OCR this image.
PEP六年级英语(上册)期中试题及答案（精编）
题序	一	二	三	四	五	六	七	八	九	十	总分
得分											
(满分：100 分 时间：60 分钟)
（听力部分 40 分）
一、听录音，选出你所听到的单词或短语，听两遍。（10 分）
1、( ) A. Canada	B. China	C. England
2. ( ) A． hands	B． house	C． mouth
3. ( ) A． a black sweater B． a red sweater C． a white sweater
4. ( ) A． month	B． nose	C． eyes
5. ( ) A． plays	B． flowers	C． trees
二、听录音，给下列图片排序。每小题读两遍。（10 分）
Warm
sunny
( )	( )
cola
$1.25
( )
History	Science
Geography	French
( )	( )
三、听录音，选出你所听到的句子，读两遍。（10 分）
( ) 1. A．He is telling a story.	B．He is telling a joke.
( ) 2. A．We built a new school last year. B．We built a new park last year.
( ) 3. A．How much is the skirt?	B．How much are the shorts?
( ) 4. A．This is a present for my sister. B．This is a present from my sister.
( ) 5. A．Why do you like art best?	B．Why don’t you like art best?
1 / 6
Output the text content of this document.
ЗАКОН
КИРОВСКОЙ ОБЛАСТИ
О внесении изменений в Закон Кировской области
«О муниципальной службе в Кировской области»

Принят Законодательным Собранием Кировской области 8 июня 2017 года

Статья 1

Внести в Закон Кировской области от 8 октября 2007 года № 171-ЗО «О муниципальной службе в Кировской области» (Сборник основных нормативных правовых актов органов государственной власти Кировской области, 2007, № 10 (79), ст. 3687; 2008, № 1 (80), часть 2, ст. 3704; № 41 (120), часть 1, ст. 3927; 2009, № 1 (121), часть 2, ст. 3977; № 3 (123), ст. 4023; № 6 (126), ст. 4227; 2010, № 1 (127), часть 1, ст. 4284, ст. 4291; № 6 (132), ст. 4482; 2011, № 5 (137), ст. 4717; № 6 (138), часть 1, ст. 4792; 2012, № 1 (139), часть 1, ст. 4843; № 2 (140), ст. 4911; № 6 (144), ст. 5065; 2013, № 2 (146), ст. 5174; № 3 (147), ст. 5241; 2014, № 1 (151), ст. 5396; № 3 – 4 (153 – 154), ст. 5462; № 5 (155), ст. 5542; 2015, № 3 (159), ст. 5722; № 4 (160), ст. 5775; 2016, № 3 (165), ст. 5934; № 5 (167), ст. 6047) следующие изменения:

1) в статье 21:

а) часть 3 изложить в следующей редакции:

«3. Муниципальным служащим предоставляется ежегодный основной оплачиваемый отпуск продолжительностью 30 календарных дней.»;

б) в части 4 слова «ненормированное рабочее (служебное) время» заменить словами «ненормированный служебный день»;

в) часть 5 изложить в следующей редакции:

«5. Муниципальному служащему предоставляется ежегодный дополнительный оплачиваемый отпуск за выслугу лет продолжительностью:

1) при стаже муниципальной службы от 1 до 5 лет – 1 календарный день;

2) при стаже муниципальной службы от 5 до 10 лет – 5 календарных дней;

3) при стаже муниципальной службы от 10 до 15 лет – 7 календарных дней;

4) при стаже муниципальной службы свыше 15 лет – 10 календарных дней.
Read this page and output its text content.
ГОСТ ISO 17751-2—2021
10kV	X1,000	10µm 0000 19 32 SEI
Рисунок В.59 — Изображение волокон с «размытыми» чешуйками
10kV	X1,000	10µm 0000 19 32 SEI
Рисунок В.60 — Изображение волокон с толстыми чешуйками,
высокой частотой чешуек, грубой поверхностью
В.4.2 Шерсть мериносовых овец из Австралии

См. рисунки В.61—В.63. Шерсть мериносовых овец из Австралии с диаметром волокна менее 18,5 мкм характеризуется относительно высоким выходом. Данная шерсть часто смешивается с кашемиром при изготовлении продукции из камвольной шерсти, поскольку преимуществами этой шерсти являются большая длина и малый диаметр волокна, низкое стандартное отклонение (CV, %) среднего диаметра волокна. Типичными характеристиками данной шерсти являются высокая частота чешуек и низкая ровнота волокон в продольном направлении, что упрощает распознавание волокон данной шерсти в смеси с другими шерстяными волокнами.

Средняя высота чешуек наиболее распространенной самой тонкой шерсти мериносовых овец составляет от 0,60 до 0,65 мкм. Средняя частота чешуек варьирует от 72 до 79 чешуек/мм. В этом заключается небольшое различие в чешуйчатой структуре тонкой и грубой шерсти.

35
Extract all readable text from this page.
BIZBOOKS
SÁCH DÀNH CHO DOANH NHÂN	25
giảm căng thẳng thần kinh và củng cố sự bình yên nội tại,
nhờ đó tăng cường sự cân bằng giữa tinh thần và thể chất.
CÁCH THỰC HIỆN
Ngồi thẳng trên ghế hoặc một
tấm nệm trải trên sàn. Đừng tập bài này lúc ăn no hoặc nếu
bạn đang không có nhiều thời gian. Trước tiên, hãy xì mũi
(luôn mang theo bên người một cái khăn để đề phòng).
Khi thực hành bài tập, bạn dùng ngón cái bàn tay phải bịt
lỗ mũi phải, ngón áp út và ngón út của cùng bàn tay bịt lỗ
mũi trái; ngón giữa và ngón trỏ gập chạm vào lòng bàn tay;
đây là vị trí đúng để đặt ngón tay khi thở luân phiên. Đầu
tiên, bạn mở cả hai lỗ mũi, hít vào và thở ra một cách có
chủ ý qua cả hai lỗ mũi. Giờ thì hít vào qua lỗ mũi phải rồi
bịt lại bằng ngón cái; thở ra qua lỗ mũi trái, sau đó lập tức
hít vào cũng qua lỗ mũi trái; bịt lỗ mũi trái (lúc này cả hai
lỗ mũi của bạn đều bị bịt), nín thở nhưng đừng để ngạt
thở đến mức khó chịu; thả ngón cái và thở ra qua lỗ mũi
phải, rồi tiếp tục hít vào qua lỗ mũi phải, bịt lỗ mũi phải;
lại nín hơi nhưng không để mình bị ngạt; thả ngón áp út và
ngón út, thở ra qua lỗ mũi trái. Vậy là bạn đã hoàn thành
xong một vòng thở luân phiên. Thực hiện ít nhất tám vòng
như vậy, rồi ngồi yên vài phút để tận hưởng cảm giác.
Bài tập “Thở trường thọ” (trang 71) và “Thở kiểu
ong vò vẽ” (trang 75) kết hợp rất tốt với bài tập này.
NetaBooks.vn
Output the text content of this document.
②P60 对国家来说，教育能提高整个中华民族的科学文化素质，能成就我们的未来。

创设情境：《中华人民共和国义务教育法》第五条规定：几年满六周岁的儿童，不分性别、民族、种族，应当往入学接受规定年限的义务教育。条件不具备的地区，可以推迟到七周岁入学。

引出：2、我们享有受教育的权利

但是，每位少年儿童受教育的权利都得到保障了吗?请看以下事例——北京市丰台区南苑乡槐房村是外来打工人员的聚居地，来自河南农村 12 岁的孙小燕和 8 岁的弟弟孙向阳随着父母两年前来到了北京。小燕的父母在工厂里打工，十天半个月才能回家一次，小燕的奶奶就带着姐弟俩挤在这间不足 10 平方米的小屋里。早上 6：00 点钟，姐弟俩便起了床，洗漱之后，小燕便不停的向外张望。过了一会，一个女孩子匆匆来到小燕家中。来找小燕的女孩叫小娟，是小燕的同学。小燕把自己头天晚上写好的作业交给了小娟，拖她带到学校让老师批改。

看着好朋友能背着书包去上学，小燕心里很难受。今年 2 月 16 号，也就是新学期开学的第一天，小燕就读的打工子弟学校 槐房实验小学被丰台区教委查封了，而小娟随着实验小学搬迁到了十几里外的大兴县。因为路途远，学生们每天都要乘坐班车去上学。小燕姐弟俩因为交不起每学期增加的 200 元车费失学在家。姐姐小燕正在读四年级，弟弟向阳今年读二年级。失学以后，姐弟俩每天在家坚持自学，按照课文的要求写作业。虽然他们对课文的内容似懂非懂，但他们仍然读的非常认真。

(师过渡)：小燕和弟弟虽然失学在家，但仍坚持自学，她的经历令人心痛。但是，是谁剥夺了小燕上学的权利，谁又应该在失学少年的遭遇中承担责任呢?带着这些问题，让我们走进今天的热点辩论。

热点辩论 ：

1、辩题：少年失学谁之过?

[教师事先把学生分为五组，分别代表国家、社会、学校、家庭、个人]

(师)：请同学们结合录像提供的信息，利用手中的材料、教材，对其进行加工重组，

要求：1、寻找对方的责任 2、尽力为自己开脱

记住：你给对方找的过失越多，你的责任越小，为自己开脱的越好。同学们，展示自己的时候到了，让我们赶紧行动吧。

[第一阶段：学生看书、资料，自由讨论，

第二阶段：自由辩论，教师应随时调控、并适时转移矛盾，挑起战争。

* Task statement
Which lines in the listing above hold the word "nhưng"? Show each of them.

* Correct answer
lỗ mũi của bạn đều bị bịt), nín thở nhưng đừng để ngạt
lại nín hơi nhưng không để mình bị ngạt; thả ngón áp út và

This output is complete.